§ **What is needed**: Whenever a line below holds the word "lights", copy that line.

§ **Provided entries**:
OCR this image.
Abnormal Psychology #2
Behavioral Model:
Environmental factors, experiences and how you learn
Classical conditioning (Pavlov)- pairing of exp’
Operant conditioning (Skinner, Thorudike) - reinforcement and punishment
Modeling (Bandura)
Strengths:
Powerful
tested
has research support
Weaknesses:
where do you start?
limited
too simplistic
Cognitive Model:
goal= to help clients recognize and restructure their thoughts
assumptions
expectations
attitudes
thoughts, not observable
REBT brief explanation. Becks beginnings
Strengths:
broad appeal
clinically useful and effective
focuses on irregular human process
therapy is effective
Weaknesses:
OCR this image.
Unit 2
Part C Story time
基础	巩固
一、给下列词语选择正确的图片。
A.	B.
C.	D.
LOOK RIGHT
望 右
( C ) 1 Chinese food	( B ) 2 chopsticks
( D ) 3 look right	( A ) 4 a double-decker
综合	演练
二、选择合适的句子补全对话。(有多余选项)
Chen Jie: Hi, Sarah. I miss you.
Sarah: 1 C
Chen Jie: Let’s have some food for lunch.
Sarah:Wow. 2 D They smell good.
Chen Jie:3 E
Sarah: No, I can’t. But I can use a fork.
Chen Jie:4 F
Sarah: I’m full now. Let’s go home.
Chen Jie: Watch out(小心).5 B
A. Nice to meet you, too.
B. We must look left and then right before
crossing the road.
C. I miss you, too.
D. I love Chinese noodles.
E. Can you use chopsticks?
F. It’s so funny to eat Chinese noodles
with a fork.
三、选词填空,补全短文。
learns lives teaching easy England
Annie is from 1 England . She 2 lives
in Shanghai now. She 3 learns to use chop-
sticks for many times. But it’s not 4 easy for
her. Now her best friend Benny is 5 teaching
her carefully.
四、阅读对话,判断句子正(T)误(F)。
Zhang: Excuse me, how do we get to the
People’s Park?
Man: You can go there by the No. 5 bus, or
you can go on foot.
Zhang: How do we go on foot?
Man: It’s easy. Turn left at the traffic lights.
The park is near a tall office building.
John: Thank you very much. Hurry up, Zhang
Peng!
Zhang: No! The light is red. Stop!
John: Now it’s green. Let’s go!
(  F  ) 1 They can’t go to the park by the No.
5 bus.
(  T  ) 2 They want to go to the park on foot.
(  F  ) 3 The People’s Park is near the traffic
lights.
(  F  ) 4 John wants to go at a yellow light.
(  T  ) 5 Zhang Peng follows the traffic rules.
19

§ **Solution below**:
Man: It’s easy. Turn left at the traffic lights.
lights.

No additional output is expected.